SOURCE EXTRACT:
......
These are three different things. We may agree that economists should 
be ethical, but disagree on how to regulate it. We may disagree about 
regulation, but still protect the rights of victims. I am unpersuaded 
that 'ethical' can be equated to 'what can be prevented'. I am 
equally unpersuaded that if enforcement is lax, an abused victim 
should be denied redress.

An example from another galaxy may help. The UN charter of Human 
Rights, article 23, prescribes "the right to work, a decent wage, 
rest, holidays, and reasonable working hours". Article 26 prescribes 
that "Education shall be free, at least in the elementary and 
fundamental stages. Elementary education shall be compulsory. 
Technical and professional education shall be made generally 
available and higher education shall be equally accessible to all on 
the basis of merit". For that matter, the US constitution still 
prescribes  Life, Liberty and the Pursuit of Happiness." These are 
values, rights, ethical prescriptions. They are difficult to honour. 
Nevertheless, we should only rescind them if we cease to regard them 
as ethical. We should not negotiate them because they are difficult or costly.

I don't see any difference between this and ethical conduct in any 
sphere, from which I see no reason to exempt economics. To the 
contrary, a concept of ethics in economics is long-overdue, as 
pointed out in Colander et al's  must-read "The Financial Crisis and 
the Systemic Failure of Academic Economics" 
(<http://www.debtdeflation.com/blogs/wp-content/uploads/papers/Dahlem_Report_EconCrisis021809.pdf>http://www.debtdeflation.com/blogs/wp-content/uploads/papers/Dahlem_Report_EconCrisis021809.pdf). 
Here they say: "In our view, economists, as with all scientists, have 
an ethical responsibility ... Currently, there is no ethical code for 
professional economic scientists. There should be one." I agree.
......
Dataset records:
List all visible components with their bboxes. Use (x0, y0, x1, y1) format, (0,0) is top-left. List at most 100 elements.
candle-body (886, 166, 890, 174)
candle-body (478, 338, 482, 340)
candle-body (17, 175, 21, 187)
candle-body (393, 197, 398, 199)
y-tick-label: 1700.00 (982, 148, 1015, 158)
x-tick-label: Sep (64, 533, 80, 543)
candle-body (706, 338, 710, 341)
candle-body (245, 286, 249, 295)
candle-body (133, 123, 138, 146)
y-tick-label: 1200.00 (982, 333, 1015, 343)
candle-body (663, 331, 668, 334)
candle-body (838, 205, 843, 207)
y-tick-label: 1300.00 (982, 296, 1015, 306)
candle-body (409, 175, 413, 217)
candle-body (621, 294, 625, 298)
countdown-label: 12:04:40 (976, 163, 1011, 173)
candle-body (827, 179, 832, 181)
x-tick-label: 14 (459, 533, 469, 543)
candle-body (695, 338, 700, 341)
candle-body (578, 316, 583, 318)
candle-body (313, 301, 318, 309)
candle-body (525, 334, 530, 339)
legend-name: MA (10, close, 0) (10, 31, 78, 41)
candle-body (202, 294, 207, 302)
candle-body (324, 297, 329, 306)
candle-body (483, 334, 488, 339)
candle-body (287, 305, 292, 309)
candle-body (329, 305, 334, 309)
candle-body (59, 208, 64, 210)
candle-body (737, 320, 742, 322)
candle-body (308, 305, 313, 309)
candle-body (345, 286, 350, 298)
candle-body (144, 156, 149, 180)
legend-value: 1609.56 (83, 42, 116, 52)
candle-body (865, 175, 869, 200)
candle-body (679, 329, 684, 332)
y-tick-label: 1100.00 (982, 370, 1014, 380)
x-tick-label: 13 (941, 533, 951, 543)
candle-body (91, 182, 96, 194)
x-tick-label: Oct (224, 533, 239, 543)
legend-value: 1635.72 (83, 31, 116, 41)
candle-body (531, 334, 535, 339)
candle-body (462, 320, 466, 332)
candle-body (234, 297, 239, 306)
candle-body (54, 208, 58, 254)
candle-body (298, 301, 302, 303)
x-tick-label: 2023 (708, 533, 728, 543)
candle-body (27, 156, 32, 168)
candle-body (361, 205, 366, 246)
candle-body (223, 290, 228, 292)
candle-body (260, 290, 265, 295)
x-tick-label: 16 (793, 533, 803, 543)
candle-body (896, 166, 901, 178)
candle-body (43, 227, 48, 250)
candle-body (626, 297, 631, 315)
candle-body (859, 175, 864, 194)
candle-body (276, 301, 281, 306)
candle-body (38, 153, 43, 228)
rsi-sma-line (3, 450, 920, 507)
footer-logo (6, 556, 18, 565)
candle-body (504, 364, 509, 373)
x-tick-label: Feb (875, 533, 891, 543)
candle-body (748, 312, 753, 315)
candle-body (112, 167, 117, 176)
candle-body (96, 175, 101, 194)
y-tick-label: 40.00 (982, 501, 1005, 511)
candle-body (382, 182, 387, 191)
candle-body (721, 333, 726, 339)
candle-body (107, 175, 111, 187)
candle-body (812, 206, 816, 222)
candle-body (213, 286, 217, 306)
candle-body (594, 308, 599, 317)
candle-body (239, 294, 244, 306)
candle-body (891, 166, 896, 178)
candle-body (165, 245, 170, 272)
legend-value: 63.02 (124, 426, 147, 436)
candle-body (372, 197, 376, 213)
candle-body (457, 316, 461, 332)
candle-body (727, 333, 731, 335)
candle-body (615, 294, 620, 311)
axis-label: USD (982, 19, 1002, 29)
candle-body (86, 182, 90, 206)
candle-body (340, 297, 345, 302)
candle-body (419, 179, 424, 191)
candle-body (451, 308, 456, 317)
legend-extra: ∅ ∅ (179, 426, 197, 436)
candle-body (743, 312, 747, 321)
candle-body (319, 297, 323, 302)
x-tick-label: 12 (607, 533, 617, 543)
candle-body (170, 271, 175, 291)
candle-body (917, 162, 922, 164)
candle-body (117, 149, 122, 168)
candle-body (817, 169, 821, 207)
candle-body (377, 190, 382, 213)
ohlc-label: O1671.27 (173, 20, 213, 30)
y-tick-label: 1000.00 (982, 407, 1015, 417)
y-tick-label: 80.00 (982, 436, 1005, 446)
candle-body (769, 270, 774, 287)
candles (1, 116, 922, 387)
......
WHAT YOU WILL DO:
a – Rewrite the paragraph of the passage on ethics in economics that begins "I don't see any difference" as a short bulleted list, keeping its main facts.
b – Answer these questions from the passage on ethics in economics, each on its own line:
(i) Which article of the UN charter of Human Rights prescribes "the right to work, a decent wage, rest, holidays, and reasonable working hours"?
(ii) What does the writer say they are unpersuaded can be equated to 'ethical'?
(iii) According to the quotation from Colander et al, what is currently lacking for professional economic scientists?
The entries above are separate material and have no connection to the text.

RESULTS FOR THE EXERCISE:
a –
- The writer sees no difference between this and ethical conduct in any other sphere, and no reason to exempt economics.
- A concept of ethics in economics is long overdue, as Colander et al point out in "The Financial Crisis and the Systemic Failure of Academic Economics."
- They say economists, like all scientists, have an ethical responsibility, yet no ethical code currently exists for professional economic scientists, and there should be one.
- The writer agrees.

b –
(i) Article 23.
(ii) 'What can be prevented.'
(iii) An ethical code.